Trecho para leitura »
Não é sem ponta de temor que ingresso na Academia Brasileira. A Cadeira que me toca é das mais ilustres. Fundada por Oliveira Lima, seu patrono é Varnhagen. A Academia não tem Cadeiras cativas, que se transmitam segundo uma linha única de afinidade. Assim pensavam Machado e Nabuco, duas das minhas primeiras e mais fiéis admirações. Num País de poucas instituições, e num País que a elas tem pequeno ou nenhum apego, a Academia vai sendo um milagre de continuidade, a caminho do seu primeiro século.

Ao contrário de outras, a Cadeira 39 tem mantido, sucessivamente, a sua vocação. Interrompeu-a em parte o antecessor imediato, jornalista por excelência. Ao receber Elmano Cardim, disse Levi Carneiro: “Contrariando certa tradição acadêmica, de significado primoroso – um historiador não sucede a outro historiador, nem a um poeta outro poeta – tem persistido a Academia em reconduzir, nessa Cadeira, um historiador após outro historiador. Convosco se quebra essa norma e se restabelece a tradição.”

Entre a História e o Jornalismo, há uma comunhão que dispensa prova. Ambos debruçam-se sobre a realidade, com espírito de pesquisa, de objetividade e de fiel interpretação. Já se disse que o jornalista é o historiador à queima-roupa. A História, como o jornal, não dispensa a liberdade. Ninguém pode considerar-se livre se não houver liberdade de imprensa, porque a liberdade de imprensa acarreta, desencadeia e garante a liberdade política em toda a sua plenitude.

Não seria oportuno nem teria eu autoridade para aqui discorrer sobre os que me antecederam. Todos têm sido estudados de forma competente. Sobre o patrono Varnhagen, ocupou-se por várias vezes José Honório Rodrigues, em particular em seu livro História e Historiografia.

(Dados de coordenadas do layout)
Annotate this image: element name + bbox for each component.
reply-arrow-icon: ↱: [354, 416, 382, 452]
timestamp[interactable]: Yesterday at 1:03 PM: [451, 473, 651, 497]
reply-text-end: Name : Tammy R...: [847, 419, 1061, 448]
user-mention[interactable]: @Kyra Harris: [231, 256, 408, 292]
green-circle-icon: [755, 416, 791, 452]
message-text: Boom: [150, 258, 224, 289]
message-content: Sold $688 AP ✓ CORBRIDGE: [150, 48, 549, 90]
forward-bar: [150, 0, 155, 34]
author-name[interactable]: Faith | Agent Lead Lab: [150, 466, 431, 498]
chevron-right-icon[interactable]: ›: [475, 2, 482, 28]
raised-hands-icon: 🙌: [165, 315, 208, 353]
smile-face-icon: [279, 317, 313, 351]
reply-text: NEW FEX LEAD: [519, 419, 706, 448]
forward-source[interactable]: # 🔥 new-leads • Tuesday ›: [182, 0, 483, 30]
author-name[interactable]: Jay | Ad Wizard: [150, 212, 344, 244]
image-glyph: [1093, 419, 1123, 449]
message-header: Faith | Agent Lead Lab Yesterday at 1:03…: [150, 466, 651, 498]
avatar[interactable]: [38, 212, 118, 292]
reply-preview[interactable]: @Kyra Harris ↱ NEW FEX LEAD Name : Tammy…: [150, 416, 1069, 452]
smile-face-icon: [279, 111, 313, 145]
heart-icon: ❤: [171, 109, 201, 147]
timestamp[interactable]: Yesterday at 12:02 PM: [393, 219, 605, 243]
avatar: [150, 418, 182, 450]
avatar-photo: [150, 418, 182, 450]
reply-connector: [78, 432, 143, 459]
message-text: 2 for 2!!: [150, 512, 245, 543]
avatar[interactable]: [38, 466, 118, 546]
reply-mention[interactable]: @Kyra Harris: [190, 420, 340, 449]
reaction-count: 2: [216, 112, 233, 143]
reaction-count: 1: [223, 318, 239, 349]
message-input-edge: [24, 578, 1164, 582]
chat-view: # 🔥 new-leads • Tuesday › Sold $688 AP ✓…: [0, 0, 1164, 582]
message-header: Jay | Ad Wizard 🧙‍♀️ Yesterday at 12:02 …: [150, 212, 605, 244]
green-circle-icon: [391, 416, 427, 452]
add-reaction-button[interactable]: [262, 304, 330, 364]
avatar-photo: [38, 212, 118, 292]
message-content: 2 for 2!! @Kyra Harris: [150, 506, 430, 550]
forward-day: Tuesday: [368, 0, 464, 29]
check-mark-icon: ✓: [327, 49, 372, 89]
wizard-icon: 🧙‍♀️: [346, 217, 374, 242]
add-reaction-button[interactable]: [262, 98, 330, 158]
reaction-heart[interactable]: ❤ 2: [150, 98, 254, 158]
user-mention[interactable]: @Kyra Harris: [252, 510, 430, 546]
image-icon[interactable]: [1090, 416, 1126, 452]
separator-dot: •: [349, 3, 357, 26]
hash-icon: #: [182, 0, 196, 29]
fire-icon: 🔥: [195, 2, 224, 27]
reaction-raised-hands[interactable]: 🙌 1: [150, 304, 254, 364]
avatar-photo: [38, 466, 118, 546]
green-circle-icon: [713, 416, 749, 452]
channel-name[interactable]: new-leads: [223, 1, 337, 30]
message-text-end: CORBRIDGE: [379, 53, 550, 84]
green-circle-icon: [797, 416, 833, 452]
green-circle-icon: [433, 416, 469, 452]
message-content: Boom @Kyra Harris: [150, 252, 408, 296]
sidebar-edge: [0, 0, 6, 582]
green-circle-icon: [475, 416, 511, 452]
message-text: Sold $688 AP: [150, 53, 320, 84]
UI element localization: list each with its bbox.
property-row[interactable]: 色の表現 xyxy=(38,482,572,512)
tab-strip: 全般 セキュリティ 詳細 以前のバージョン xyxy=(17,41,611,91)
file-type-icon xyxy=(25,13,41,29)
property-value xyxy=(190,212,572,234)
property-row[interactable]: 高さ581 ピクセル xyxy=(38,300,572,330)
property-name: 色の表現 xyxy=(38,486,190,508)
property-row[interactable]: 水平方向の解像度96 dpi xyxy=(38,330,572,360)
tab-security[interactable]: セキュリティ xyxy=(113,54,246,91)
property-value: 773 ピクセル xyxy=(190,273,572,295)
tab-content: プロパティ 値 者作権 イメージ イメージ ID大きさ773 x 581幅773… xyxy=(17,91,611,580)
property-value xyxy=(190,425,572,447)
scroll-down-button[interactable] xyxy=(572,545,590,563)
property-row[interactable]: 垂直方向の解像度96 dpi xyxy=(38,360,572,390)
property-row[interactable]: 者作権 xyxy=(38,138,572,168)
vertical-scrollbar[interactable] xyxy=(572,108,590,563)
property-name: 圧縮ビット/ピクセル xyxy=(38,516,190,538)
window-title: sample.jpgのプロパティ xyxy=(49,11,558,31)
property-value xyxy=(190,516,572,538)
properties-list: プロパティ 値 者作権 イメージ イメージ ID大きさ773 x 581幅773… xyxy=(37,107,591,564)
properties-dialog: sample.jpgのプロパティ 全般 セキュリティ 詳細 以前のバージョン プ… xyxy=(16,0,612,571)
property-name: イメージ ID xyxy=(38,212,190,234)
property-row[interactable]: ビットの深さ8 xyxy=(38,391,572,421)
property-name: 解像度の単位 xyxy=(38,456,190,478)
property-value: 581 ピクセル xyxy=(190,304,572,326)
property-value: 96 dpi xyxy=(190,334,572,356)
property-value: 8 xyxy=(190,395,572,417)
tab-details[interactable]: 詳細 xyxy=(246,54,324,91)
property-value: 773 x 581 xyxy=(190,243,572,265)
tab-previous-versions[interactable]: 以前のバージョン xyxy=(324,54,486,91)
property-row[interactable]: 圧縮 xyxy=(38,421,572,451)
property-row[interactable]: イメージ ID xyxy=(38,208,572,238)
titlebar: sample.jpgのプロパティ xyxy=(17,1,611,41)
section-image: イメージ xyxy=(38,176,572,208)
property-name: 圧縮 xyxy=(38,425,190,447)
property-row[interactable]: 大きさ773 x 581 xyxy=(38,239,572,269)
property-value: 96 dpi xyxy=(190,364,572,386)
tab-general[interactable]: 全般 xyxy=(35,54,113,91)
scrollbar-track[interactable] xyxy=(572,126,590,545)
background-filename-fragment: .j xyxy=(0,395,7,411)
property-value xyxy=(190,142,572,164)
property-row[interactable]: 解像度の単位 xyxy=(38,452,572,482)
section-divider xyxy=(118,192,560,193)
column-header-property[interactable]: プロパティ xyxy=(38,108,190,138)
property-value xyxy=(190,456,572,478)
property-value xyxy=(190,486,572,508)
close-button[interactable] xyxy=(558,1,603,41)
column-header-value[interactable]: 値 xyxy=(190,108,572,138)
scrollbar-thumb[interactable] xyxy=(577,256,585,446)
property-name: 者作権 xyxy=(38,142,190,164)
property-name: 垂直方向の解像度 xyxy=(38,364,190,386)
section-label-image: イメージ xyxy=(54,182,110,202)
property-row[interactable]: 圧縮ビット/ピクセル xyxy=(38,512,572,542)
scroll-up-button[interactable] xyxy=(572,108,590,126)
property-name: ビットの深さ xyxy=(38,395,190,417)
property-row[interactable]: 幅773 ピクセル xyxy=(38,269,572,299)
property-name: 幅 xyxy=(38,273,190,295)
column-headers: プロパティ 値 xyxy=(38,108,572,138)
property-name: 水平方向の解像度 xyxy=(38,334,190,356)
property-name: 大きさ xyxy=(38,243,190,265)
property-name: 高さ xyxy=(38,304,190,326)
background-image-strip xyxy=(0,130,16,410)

O que fazer » Continue o discurso de posse na Academia Brasileira a partir da última frase do trecho.

Resposta escrita »
Sobre Oliveira Lima, figura sedutora, estilo fascinante, muitas vozes se pronunciaram. Bastaria mencionar o que sobre esse “Dom Quixote Gordo”, na expressão de Gilberto Freyre, escreveu outro pernambucano – Barbosa Lima Sobrinho. Historiador, diplomata e memorialista, escritor em suma, Oliveira Lima foi também, e profundamente, jornalista.

Não seria fácil, de resto, dizer quem, nesta Casa, a começar do primeiro Presidente, até Vossa Excelência, Sr. Austregésilo de Athayde, não foi ou não é jornalista. Talvez Alberto de Faria, que sucedeu Oliveira Lima, com a merecida admiração que despertou o seu Mauá, esse “Caxias de nossa unidade econômica”, na feliz expressão de Tristão de Athayde.

Jornalista e professor, Rocha Pombo, trabalhador infatigável, está incorporado à nossa história do Simbolismo. Seu dramático itinerário pessoal é bem representativo da luta de quem no Brasil se decide a fazer vida intelectual: “A pobreza tem delícias que a opulência não conhece” – escreveu todavia sem amargura, antes com um toque de humildade.

Sobre Rodolfo Garcia, que ainda cheguei a conhecer, na Biblioteca Nacional, depuseram, entre tantos outros, Josué Montello e Francisco de Assis Barbosa. Discípulo de Capistrano, Garcia foi um modelo de honradez intelectual, de erudição, de paciência e de obstinado devotamento ao Brasil.

Nesse marcante traço do culto ao passado, do amor do Brasil, o Brasil de sempre, de hoje e de amanhã, é nessa nota permanente, é aí que está o fio invisível que passa pelos sucessivos titulares da Cadeira 39 e a todos os une e junta no teimoso empenho de amar e engrandecer a Pátria a que pertencemos.

Com espírito de humildade e de cooperação, sinto-me honrado no caminho de tão alta linhagem. Inicio o rito acadêmico sem que deva abrir mão do que tenho sido e do que sou. Muitas vezes já se disse que esta é a Casa da Liberdade. Ninguém aqui se aliena, ou faz o que não quer. A Academia não implica o academicismo. Onde não acrescenta, em compensação nada tira.

Mentiria, porém, se não dissesse que o peso das convenções intimida e pode mesmo aterrorizar. Uma dessas convenções é este fardão, de que se tem falado muito mal – e dele felizmente se fala mais mal aqui dentro da Academia do que lá fora, primeiro porque é aqui dentro que o sofremos e, segundo, quem sabe, porque também seja verde, como as uvas de La Fontaine. Manuel Bandeira, que só o envergou duas vezes, na própria posse e na recepção a Afonso Arinos, chamou-o “aurisplendente”; e nele não se sentiu – é o Poeta quem o diz – “glorioso itinerante ad immortalitatem, mas como um daqueles batráquios ‘chamarrés de pustules’ do Chantecler de Rostand”.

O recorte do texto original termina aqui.